### Problem to work on
Check each line of the records below and collect those holding "Cone".

-- START Data for the task --

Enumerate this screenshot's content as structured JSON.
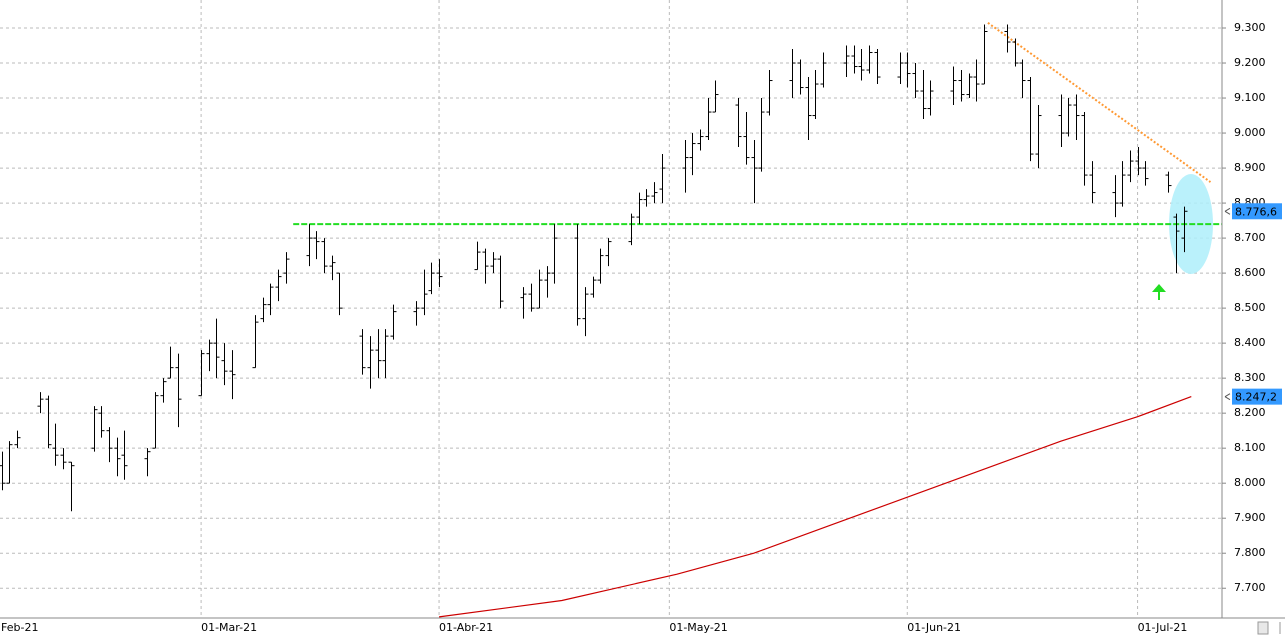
{
  "chart_data": {
    "type": "ohlc",
    "xlim": [
      1.8,
      161
    ],
    "ylim": [
      7615,
      9380
    ],
    "xticks": [
      {
        "value": 0,
        "label": "Feb-21"
      },
      {
        "value": 28,
        "label": "01-Mar-21"
      },
      {
        "value": 59,
        "label": "01-Abr-21"
      },
      {
        "value": 89,
        "label": "01-May-21"
      },
      {
        "value": 120,
        "label": "01-Jun-21"
      },
      {
        "value": 150,
        "label": "01-Jul-21"
      }
    ],
    "yticks": [
      {
        "value": 7700,
        "label": "7.700"
      },
      {
        "value": 7800,
        "label": "7.800"
      },
      {
        "value": 7900,
        "label": "7.900"
      },
      {
        "value": 8000,
        "label": "8.000"
      },
      {
        "value": 8100,
        "label": "8.100"
      },
      {
        "value": 8200,
        "label": "8.200"
      },
      {
        "value": 8300,
        "label": "8.300"
      },
      {
        "value": 8400,
        "label": "8.400"
      },
      {
        "value": 8500,
        "label": "8.500"
      },
      {
        "value": 8600,
        "label": "8.600"
      },
      {
        "value": 8700,
        "label": "8.700"
      },
      {
        "value": 8800,
        "label": "8.800"
      },
      {
        "value": 8900,
        "label": "8.900"
      },
      {
        "value": 9000,
        "label": "9.000"
      },
      {
        "value": 9100,
        "label": "9.100"
      },
      {
        "value": 9200,
        "label": "9.200"
      },
      {
        "value": 9300,
        "label": "9.300"
      }
    ],
    "grid": true,
    "color": "#000000",
    "x": [
      2,
      3,
      4,
      7,
      8,
      9,
      10,
      11,
      14,
      15,
      16,
      17,
      18,
      21,
      22,
      23,
      24,
      25,
      28,
      29,
      30,
      31,
      32,
      35,
      36,
      37,
      38,
      39,
      42,
      43,
      44,
      45,
      46,
      49,
      50,
      51,
      52,
      53,
      56,
      57,
      58,
      59,
      64,
      65,
      66,
      67,
      70,
      71,
      72,
      73,
      74,
      77,
      78,
      79,
      80,
      81,
      84,
      85,
      86,
      87,
      88,
      91,
      92,
      93,
      94,
      95,
      98,
      99,
      100,
      101,
      102,
      105,
      106,
      107,
      108,
      109,
      112,
      113,
      114,
      115,
      116,
      119,
      120,
      121,
      122,
      123,
      126,
      127,
      128,
      129,
      130,
      133,
      134,
      135,
      136,
      137,
      140,
      141,
      142,
      143,
      144,
      147,
      148,
      149,
      150,
      151,
      154,
      155,
      156
    ],
    "open": [
      8050,
      8000,
      8110,
      8220,
      8240,
      8100,
      8080,
      8060,
      8100,
      8200,
      8150,
      8100,
      8080,
      8070,
      8100,
      8250,
      8300,
      8330,
      8250,
      8370,
      8400,
      8350,
      8320,
      8330,
      8470,
      8510,
      8560,
      8600,
      8650,
      8700,
      8690,
      8620,
      8600,
      8420,
      8330,
      8380,
      8350,
      8420,
      8490,
      8500,
      8550,
      8600,
      8610,
      8660,
      8620,
      8640,
      8530,
      8540,
      8500,
      8580,
      8600,
      8700,
      8470,
      8540,
      8580,
      8650,
      8690,
      8760,
      8810,
      8820,
      8840,
      8900,
      8930,
      8970,
      8990,
      9060,
      9080,
      8990,
      8930,
      8900,
      9060,
      9150,
      9200,
      9130,
      9050,
      9140,
      9200,
      9220,
      9190,
      9180,
      9230,
      9160,
      9200,
      9170,
      9120,
      9070,
      9120,
      9150,
      9110,
      9160,
      9140,
      9290,
      9260,
      9200,
      9150,
      8940,
      9050,
      9000,
      9080,
      9050,
      8880,
      8830,
      8800,
      8880,
      8920,
      8900,
      8880,
      8760,
      8700
    ],
    "high": [
      8090,
      8120,
      8150,
      8260,
      8250,
      8170,
      8100,
      8060,
      8220,
      8220,
      8160,
      8130,
      8150,
      8100,
      8260,
      8300,
      8390,
      8370,
      8380,
      8410,
      8470,
      8400,
      8380,
      8480,
      8530,
      8570,
      8610,
      8660,
      8740,
      8720,
      8700,
      8650,
      8600,
      8440,
      8420,
      8440,
      8440,
      8510,
      8520,
      8610,
      8630,
      8640,
      8690,
      8670,
      8660,
      8650,
      8560,
      8570,
      8610,
      8620,
      8740,
      8740,
      8560,
      8590,
      8670,
      8700,
      8770,
      8830,
      8840,
      8860,
      8940,
      8980,
      9000,
      9010,
      9100,
      9150,
      9100,
      9060,
      8980,
      9100,
      9180,
      9240,
      9210,
      9160,
      9180,
      9230,
      9250,
      9250,
      9240,
      9250,
      9240,
      9230,
      9230,
      9200,
      9180,
      9150,
      9190,
      9180,
      9170,
      9210,
      9310,
      9310,
      9270,
      9210,
      9160,
      9080,
      9110,
      9100,
      9110,
      9060,
      8920,
      8880,
      8920,
      8950,
      8960,
      8920,
      8890,
      8770,
      8790
    ],
    "low": [
      7980,
      8000,
      8100,
      8200,
      8100,
      8050,
      8040,
      7920,
      8090,
      8130,
      8060,
      8020,
      8010,
      8020,
      8100,
      8230,
      8300,
      8160,
      8250,
      8320,
      8300,
      8280,
      8240,
      8330,
      8460,
      8480,
      8520,
      8570,
      8620,
      8640,
      8600,
      8580,
      8480,
      8310,
      8270,
      8300,
      8300,
      8410,
      8450,
      8480,
      8540,
      8560,
      8610,
      8570,
      8600,
      8500,
      8470,
      8490,
      8500,
      8530,
      8570,
      8450,
      8420,
      8530,
      8570,
      8620,
      8680,
      8740,
      8790,
      8800,
      8800,
      8830,
      8880,
      8950,
      8980,
      9060,
      8960,
      8910,
      8800,
      8890,
      9050,
      9100,
      9110,
      8980,
      9040,
      9130,
      9160,
      9170,
      9150,
      9170,
      9140,
      9140,
      9130,
      9100,
      9040,
      9050,
      9080,
      9090,
      9100,
      9090,
      9140,
      9230,
      9190,
      9100,
      8920,
      8900,
      8960,
      8990,
      8980,
      8850,
      8800,
      8760,
      8790,
      8860,
      8880,
      8850,
      8830,
      8600,
      8660
    ],
    "close": [
      8000,
      8110,
      8130,
      8240,
      8110,
      8080,
      8060,
      8050,
      8210,
      8150,
      8100,
      8070,
      8050,
      8090,
      8250,
      8290,
      8330,
      8240,
      8370,
      8400,
      8360,
      8320,
      8310,
      8460,
      8510,
      8560,
      8590,
      8640,
      8700,
      8690,
      8620,
      8630,
      8500,
      8330,
      8380,
      8350,
      8420,
      8490,
      8500,
      8540,
      8600,
      8590,
      8660,
      8620,
      8640,
      8520,
      8540,
      8500,
      8580,
      8600,
      8700,
      8470,
      8540,
      8580,
      8650,
      8690,
      8760,
      8810,
      8820,
      8830,
      8900,
      8930,
      8970,
      8990,
      9060,
      9110,
      8990,
      8930,
      8900,
      9060,
      9150,
      9200,
      9130,
      9050,
      9140,
      9200,
      9220,
      9190,
      9180,
      9230,
      9160,
      9200,
      9170,
      9120,
      9070,
      9120,
      9150,
      9110,
      9160,
      9140,
      9290,
      9260,
      9200,
      9150,
      8940,
      9050,
      9000,
      9080,
      9050,
      8880,
      8830,
      8800,
      8880,
      8920,
      8900,
      8870,
      8850,
      8720,
      8776.6
    ],
    "moving_average": {
      "color": "#cc0000",
      "x": [
        59,
        75,
        90,
        100,
        110,
        120,
        130,
        140,
        150,
        157
      ],
      "values": [
        7618,
        7665,
        7740,
        7800,
        7880,
        7960,
        8040,
        8120,
        8190,
        8247.2
      ]
    },
    "support": {
      "color": "#22dd22",
      "x": [
        40,
        161
      ],
      "values": [
        8740,
        8740
      ]
    },
    "trendline": {
      "color": "#ff9933",
      "x": [
        130.5,
        159.5
      ],
      "values": [
        9315,
        8860
      ]
    },
    "price_tags": [
      {
        "value": 8776.6,
        "label": "8.776,6",
        "color": "#3399ff"
      },
      {
        "value": 8247.2,
        "label": "8.247,2",
        "color": "#3399ff"
      }
    ]
  }
}
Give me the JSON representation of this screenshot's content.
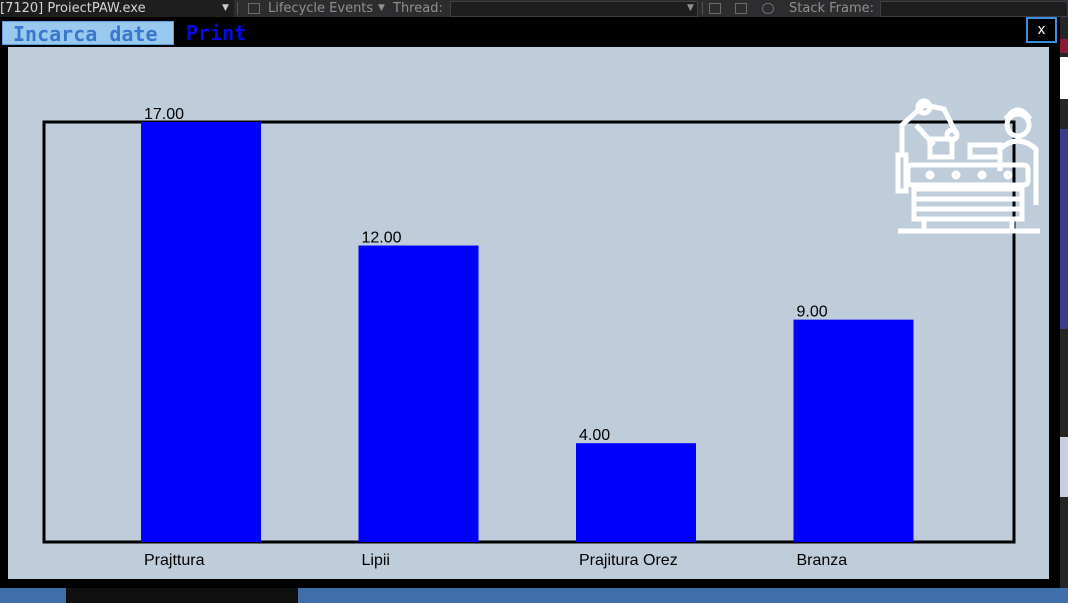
{
  "vs_toolbar": {
    "process": "[7120] ProiectPAW.exe",
    "lifecycle": "Lifecycle Events",
    "thread": "Thread:",
    "stack_frame": "Stack Frame:"
  },
  "menu": {
    "load_label": "Incarca date",
    "print_label": "Print"
  },
  "close_label": "x",
  "chart_data": {
    "type": "bar",
    "categories": [
      "Prajttura",
      "Lipii",
      "Prajitura Orez",
      "Branza"
    ],
    "values": [
      17,
      12,
      4,
      9
    ],
    "value_labels": [
      "17.00",
      "12.00",
      "4.00",
      "9.00"
    ],
    "ylim": [
      0,
      17
    ],
    "bar_color": "#0000ff",
    "background": "#bfccda",
    "axes_color": "#000000",
    "grid": false
  },
  "colors": {
    "form_background": "#000000",
    "menu_highlight": "#99c9ef",
    "print_text": "#0a0ae0"
  },
  "logo_icon": "factory-assembly-line-icon"
}
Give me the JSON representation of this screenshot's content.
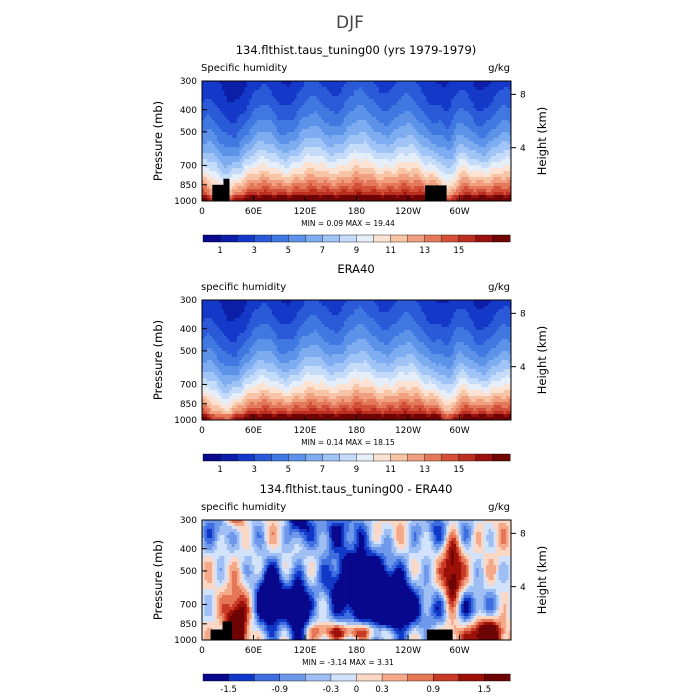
{
  "figure_title": "DJF",
  "colors": {
    "seq": [
      "#08088c",
      "#0c1ea8",
      "#1438c8",
      "#2a5ad8",
      "#3f78e0",
      "#5c92e8",
      "#7eacf0",
      "#a0c4f6",
      "#c4dcfa",
      "#e6eefa",
      "#fce2d2",
      "#f8c4a6",
      "#f0a080",
      "#e4785a",
      "#d2503a",
      "#bc2e20",
      "#9a1210",
      "#6e0404"
    ],
    "div": [
      "#08088c",
      "#1038c8",
      "#3e6ee0",
      "#6e98ea",
      "#9ebef4",
      "#d2e2fa",
      "#fbd8c6",
      "#f4aa8a",
      "#e57656",
      "#c83a26",
      "#9c1008",
      "#6e0404"
    ]
  },
  "chart_data": [
    {
      "type": "heatmap",
      "title": "134.flthist.taus_tuning00 (yrs 1979-1979)",
      "left_label": "Specific humidity",
      "units": "g/kg",
      "ylabel": "Pressure (mb)",
      "ylabel_right": "Height (km)",
      "x_ticks": [
        "0",
        "60E",
        "120E",
        "180",
        "120W",
        "60W"
      ],
      "y_ticks": [
        "300",
        "400",
        "500",
        "700",
        "850",
        "1000"
      ],
      "right_ticks": [
        "8",
        "4"
      ],
      "stats": "MIN =     0.09   MAX =    19.44",
      "colorbar_ticks": [
        "1",
        "3",
        "5",
        "7",
        "9",
        "11",
        "13",
        "15"
      ],
      "colorbar_levels": [
        0.5,
        1,
        2,
        3,
        4,
        5,
        6,
        7,
        8,
        9,
        10,
        11,
        12,
        13,
        14,
        15,
        16
      ],
      "value_range": [
        0.09,
        19.44
      ]
    },
    {
      "type": "heatmap",
      "title": "ERA40",
      "left_label": "specific humidity",
      "units": "g/kg",
      "ylabel": "Pressure (mb)",
      "ylabel_right": "Height (km)",
      "x_ticks": [
        "0",
        "60E",
        "120E",
        "180",
        "120W",
        "60W"
      ],
      "y_ticks": [
        "300",
        "400",
        "500",
        "700",
        "850",
        "1000"
      ],
      "right_ticks": [
        "8",
        "4"
      ],
      "stats": "MIN =     0.14   MAX =    18.15",
      "colorbar_ticks": [
        "1",
        "3",
        "5",
        "7",
        "9",
        "11",
        "13",
        "15"
      ],
      "colorbar_levels": [
        0.5,
        1,
        2,
        3,
        4,
        5,
        6,
        7,
        8,
        9,
        10,
        11,
        12,
        13,
        14,
        15,
        16
      ],
      "value_range": [
        0.14,
        18.15
      ]
    },
    {
      "type": "heatmap",
      "title": "134.flthist.taus_tuning00 - ERA40",
      "left_label": "specific humidity",
      "units": "g/kg",
      "ylabel": "Pressure (mb)",
      "ylabel_right": "Height (km)",
      "x_ticks": [
        "0",
        "60E",
        "120E",
        "180",
        "120W",
        "60W"
      ],
      "y_ticks": [
        "300",
        "400",
        "500",
        "700",
        "850",
        "1000"
      ],
      "right_ticks": [
        "8",
        "4"
      ],
      "stats": "MIN =   -3.14   MAX =     3.31",
      "colorbar_ticks": [
        "-1.5",
        "-0.9",
        "-0.3",
        "0",
        "0.3",
        "0.9",
        "1.5"
      ],
      "colorbar_levels": [
        -1.8,
        -1.5,
        -1.2,
        -0.9,
        -0.6,
        -0.3,
        0,
        0.3,
        0.6,
        0.9,
        1.2,
        1.5,
        1.8
      ],
      "value_range": [
        -3.14,
        3.31
      ]
    }
  ]
}
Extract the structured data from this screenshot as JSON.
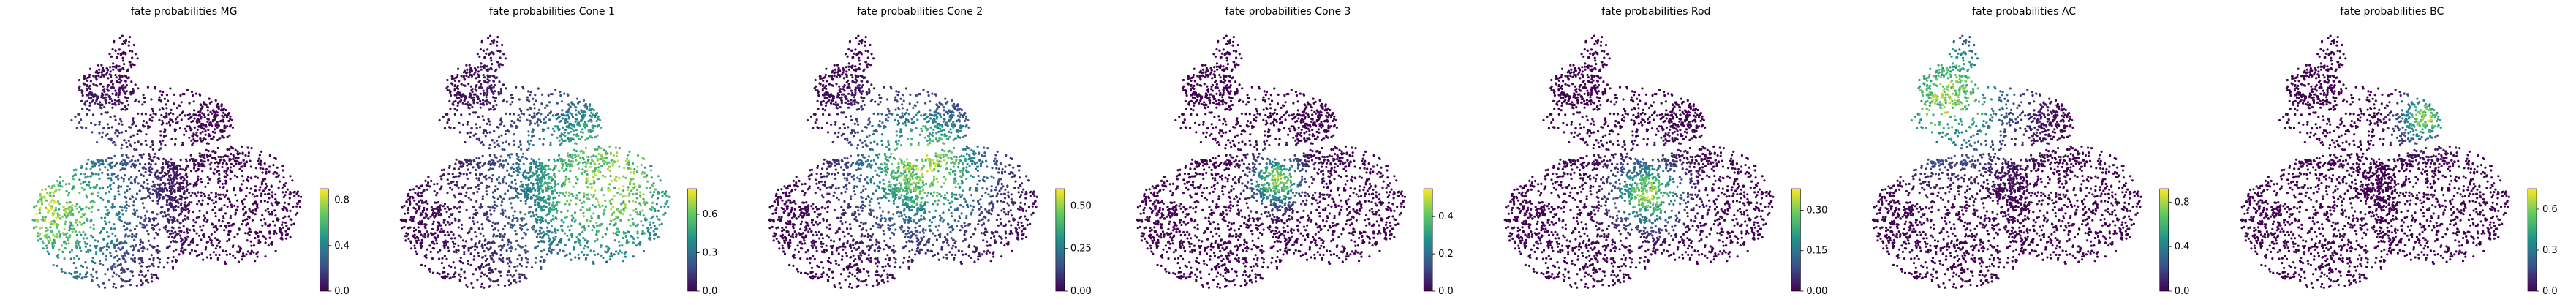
{
  "figure": {
    "background": "#ffffff",
    "colormap": [
      "#440154",
      "#3b528b",
      "#21918c",
      "#5ec962",
      "#fde725"
    ]
  },
  "chart_data": [
    {
      "type": "scatter",
      "title": "fate probabilities MG",
      "focus": [
        0.1,
        0.68
      ],
      "spread": 0.2,
      "colorbar": {
        "min": 0.0,
        "max": 0.9,
        "ticks": [
          0.0,
          0.4,
          0.8
        ]
      }
    },
    {
      "type": "scatter",
      "title": "fate probabilities Cone 1",
      "focus": [
        0.76,
        0.58
      ],
      "spread": 0.24,
      "colorbar": {
        "min": 0.0,
        "max": 0.8,
        "ticks": [
          0.0,
          0.3,
          0.6
        ]
      }
    },
    {
      "type": "scatter",
      "title": "fate probabilities Cone 2",
      "focus": [
        0.58,
        0.52
      ],
      "spread": 0.16,
      "colorbar": {
        "min": 0.0,
        "max": 0.6,
        "ticks": [
          0.0,
          0.25,
          0.5
        ]
      }
    },
    {
      "type": "scatter",
      "title": "fate probabilities Cone 3",
      "focus": [
        0.53,
        0.57
      ],
      "spread": 0.06,
      "colorbar": {
        "min": 0.0,
        "max": 0.55,
        "ticks": [
          0.0,
          0.2,
          0.4
        ]
      }
    },
    {
      "type": "scatter",
      "title": "fate probabilities Rod",
      "focus": [
        0.54,
        0.62
      ],
      "spread": 0.08,
      "colorbar": {
        "min": 0.0,
        "max": 0.38,
        "ticks": [
          0.0,
          0.15,
          0.3
        ]
      }
    },
    {
      "type": "scatter",
      "title": "fate probabilities AC",
      "focus": [
        0.3,
        0.26
      ],
      "spread": 0.15,
      "colorbar": {
        "min": 0.0,
        "max": 0.92,
        "ticks": [
          0.0,
          0.4,
          0.8
        ]
      }
    },
    {
      "type": "scatter",
      "title": "fate probabilities BC",
      "focus": [
        0.68,
        0.34
      ],
      "spread": 0.06,
      "colorbar": {
        "min": 0.0,
        "max": 0.75,
        "ticks": [
          0.0,
          0.3,
          0.6
        ]
      }
    }
  ]
}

-- END Data for the task --

### Right answer
      "title": "fate probabilities Cone 1",
      "title": "fate probabilities Cone 2",
      "title": "fate probabilities Cone 3",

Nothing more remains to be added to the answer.